::: PROVIDED RECORDS :::

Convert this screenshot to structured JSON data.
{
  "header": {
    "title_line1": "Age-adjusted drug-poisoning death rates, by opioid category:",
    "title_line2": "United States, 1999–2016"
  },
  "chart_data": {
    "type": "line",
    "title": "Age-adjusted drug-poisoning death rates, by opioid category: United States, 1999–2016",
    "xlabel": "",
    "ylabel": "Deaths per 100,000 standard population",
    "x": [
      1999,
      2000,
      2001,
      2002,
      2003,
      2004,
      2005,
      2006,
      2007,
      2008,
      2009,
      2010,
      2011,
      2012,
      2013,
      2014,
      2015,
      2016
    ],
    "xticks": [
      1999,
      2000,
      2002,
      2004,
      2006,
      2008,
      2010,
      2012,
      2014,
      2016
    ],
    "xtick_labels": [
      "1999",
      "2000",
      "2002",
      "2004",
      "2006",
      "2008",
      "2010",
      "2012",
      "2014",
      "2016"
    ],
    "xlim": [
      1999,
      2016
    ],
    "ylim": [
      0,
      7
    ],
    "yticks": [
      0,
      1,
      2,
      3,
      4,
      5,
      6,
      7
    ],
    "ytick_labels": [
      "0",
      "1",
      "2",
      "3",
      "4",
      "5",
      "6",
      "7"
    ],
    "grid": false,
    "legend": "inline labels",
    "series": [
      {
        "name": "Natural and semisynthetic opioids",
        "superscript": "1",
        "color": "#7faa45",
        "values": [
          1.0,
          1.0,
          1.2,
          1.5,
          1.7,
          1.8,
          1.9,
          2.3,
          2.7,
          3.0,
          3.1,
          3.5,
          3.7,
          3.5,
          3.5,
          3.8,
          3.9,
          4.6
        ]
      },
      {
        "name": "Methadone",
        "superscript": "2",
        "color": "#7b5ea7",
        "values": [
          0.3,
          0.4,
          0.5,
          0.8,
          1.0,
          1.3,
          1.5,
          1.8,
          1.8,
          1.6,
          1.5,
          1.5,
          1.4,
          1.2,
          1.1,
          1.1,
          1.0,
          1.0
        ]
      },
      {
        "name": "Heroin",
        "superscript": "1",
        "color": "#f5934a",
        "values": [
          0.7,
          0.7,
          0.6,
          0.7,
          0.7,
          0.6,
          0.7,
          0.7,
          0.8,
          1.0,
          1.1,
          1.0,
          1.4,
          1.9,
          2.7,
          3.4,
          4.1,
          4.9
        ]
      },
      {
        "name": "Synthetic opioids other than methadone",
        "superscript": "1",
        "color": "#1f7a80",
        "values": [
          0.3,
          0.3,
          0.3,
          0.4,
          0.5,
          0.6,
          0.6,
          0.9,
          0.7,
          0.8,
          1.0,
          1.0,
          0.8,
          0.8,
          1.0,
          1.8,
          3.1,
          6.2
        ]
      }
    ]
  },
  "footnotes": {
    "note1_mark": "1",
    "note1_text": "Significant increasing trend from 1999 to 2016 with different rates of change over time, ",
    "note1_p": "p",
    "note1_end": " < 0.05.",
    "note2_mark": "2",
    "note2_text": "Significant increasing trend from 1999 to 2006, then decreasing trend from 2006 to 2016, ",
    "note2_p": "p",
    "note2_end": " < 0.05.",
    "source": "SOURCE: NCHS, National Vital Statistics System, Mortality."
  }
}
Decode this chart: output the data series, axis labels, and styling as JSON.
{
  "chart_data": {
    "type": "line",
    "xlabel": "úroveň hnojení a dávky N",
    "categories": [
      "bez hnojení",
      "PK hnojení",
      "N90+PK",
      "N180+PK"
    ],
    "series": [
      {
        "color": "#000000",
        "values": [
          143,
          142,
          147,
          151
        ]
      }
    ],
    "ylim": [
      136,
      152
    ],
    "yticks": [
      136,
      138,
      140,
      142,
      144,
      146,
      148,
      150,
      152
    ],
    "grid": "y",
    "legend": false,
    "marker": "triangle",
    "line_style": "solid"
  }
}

:::

## WORK TO COMPLETE
Which lines in the data above contain "opioids"? Show each one.

## SOLUTION FOR THIS PROBLEM
        "name": "Natural and semisynthetic opioids",
        "name": "Synthetic opioids other than methadone",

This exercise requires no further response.